■ **Exercise instructions**:
Every line below is to be copied exactly, with the pictures left out.

(Data excerpts)
· · · ·

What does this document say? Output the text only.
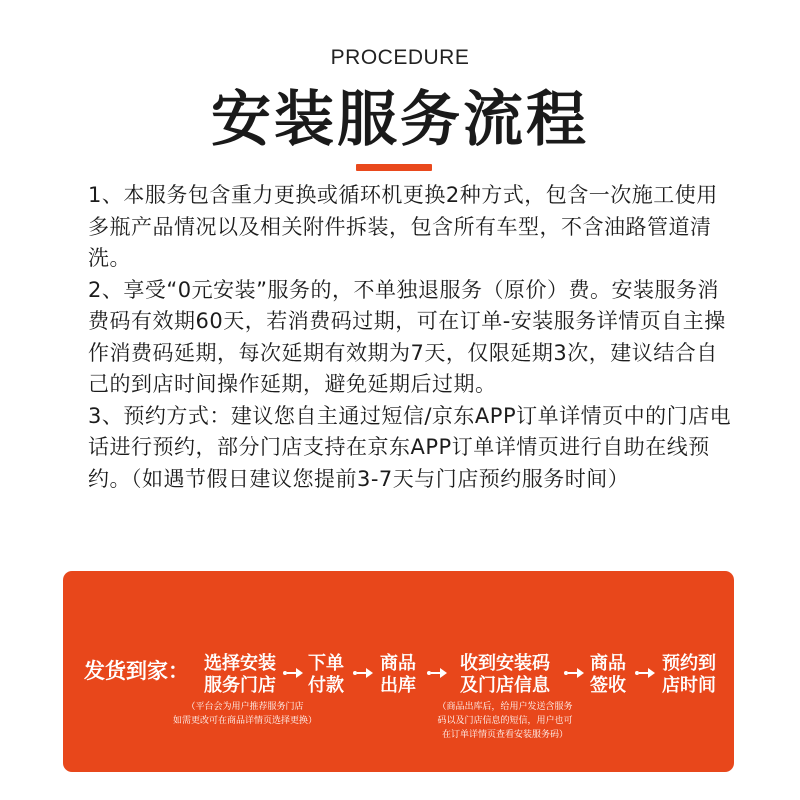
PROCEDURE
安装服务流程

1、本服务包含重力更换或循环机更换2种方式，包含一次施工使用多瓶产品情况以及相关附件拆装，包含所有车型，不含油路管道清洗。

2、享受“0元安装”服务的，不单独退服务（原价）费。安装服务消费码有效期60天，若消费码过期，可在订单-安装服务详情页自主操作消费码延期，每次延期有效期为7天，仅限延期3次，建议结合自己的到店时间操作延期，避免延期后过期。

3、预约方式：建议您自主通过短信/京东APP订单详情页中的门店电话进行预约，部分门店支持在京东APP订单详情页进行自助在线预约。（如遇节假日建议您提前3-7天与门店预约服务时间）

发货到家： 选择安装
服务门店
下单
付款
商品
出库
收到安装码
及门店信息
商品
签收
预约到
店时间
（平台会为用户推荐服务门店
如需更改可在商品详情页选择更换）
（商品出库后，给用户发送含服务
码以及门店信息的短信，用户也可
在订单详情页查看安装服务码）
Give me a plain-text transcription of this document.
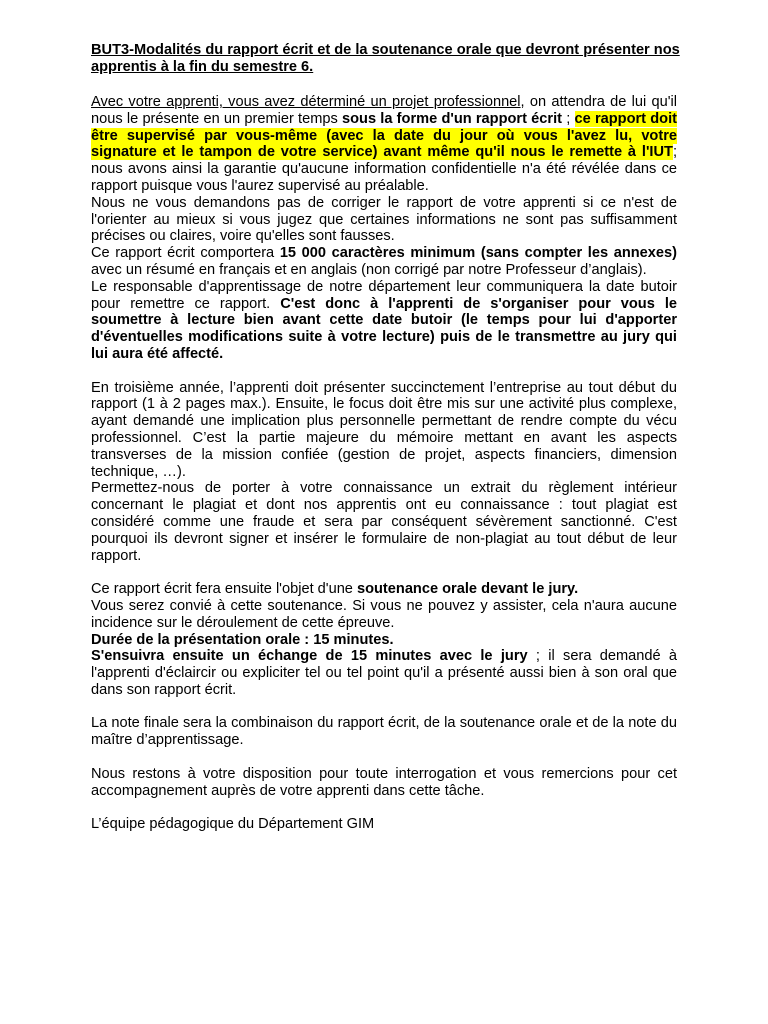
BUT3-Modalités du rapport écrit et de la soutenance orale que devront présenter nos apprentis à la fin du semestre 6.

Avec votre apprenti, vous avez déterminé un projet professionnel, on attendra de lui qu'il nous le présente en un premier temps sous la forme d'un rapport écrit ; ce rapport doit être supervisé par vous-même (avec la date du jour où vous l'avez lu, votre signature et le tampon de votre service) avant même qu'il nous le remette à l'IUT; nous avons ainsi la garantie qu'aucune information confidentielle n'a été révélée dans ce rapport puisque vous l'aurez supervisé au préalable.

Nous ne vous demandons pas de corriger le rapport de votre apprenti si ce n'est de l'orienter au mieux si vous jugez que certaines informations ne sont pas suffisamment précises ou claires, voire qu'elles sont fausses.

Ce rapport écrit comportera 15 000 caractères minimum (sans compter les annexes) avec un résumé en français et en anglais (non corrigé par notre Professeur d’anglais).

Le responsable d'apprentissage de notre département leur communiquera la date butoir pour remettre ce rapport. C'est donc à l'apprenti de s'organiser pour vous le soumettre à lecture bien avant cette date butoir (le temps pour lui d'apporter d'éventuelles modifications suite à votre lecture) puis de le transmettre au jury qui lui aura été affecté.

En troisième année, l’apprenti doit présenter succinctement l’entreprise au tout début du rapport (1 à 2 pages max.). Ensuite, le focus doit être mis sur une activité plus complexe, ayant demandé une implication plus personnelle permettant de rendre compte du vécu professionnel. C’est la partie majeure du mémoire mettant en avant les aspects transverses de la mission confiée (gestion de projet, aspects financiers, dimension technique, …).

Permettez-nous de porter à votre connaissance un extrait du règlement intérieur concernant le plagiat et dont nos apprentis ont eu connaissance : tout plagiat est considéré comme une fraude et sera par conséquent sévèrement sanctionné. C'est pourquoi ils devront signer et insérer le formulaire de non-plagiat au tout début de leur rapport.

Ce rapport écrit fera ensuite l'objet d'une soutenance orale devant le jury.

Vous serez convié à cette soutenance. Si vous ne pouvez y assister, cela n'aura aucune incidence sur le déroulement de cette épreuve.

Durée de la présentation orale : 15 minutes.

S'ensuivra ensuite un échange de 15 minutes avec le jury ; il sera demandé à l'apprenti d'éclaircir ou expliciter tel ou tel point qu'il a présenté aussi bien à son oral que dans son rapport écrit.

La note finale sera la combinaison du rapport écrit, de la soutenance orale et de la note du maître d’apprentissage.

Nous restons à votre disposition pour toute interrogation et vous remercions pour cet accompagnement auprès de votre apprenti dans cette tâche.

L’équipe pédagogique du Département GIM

· · · ·

■ **Response**:
What does this document say? Output the text only.
PROCEDURE
安装服务流程

1、本服务包含重力更换或循环机更换2种方式，包含一次施工使用多瓶产品情况以及相关附件拆装，包含所有车型，不含油路管道清洗。

2、享受“0元安装”服务的，不单独退服务（原价）费。安装服务消费码有效期60天，若消费码过期，可在订单-安装服务详情页自主操作消费码延期，每次延期有效期为7天，仅限延期3次，建议结合自己的到店时间操作延期，避免延期后过期。

3、预约方式：建议您自主通过短信/京东APP订单详情页中的门店电话进行预约，部分门店支持在京东APP订单详情页进行自助在线预约。（如遇节假日建议您提前3-7天与门店预约服务时间）

发货到家： 选择安装
服务门店
下单
付款
商品
出库
收到安装码
及门店信息
商品
签收
预约到
店时间
（平台会为用户推荐服务门店
如需更改可在商品详情页选择更换）
（商品出库后，给用户发送含服务
码以及门店信息的短信，用户也可
在订单详情页查看安装服务码）
Give me a plain-text transcription of this document.
BUT3-Modalités du rapport écrit et de la soutenance orale que devront présenter nos apprentis à la fin du semestre 6.

Avec votre apprenti, vous avez déterminé un projet professionnel, on attendra de lui qu'il nous le présente en un premier temps sous la forme d'un rapport écrit ; ce rapport doit être supervisé par vous-même (avec la date du jour où vous l'avez lu, votre signature et le tampon de votre service) avant même qu'il nous le remette à l'IUT; nous avons ainsi la garantie qu'aucune information confidentielle n'a été révélée dans ce rapport puisque vous l'aurez supervisé au préalable.

Nous ne vous demandons pas de corriger le rapport de votre apprenti si ce n'est de l'orienter au mieux si vous jugez que certaines informations ne sont pas suffisamment précises ou claires, voire qu'elles sont fausses.

Ce rapport écrit comportera 15 000 caractères minimum (sans compter les annexes) avec un résumé en français et en anglais (non corrigé par notre Professeur d’anglais).

Le responsable d'apprentissage de notre département leur communiquera la date butoir pour remettre ce rapport. C'est donc à l'apprenti de s'organiser pour vous le soumettre à lecture bien avant cette date butoir (le temps pour lui d'apporter d'éventuelles modifications suite à votre lecture) puis de le transmettre au jury qui lui aura été affecté.

En troisième année, l’apprenti doit présenter succinctement l’entreprise au tout début du rapport (1 à 2 pages max.). Ensuite, le focus doit être mis sur une activité plus complexe, ayant demandé une implication plus personnelle permettant de rendre compte du vécu professionnel. C’est la partie majeure du mémoire mettant en avant les aspects transverses de la mission confiée (gestion de projet, aspects financiers, dimension technique, …).

Permettez-nous de porter à votre connaissance un extrait du règlement intérieur concernant le plagiat et dont nos apprentis ont eu connaissance : tout plagiat est considéré comme une fraude et sera par conséquent sévèrement sanctionné. C'est pourquoi ils devront signer et insérer le formulaire de non-plagiat au tout début de leur rapport.

Ce rapport écrit fera ensuite l'objet d'une soutenance orale devant le jury.

Vous serez convié à cette soutenance. Si vous ne pouvez y assister, cela n'aura aucune incidence sur le déroulement de cette épreuve.

Durée de la présentation orale : 15 minutes.

S'ensuivra ensuite un échange de 15 minutes avec le jury ; il sera demandé à l'apprenti d'éclaircir ou expliciter tel ou tel point qu'il a présenté aussi bien à son oral que dans son rapport écrit.

La note finale sera la combinaison du rapport écrit, de la soutenance orale et de la note du maître d’apprentissage.

Nous restons à votre disposition pour toute interrogation et vous remercions pour cet accompagnement auprès de votre apprenti dans cette tâche.

L’équipe pédagogique du Département GIM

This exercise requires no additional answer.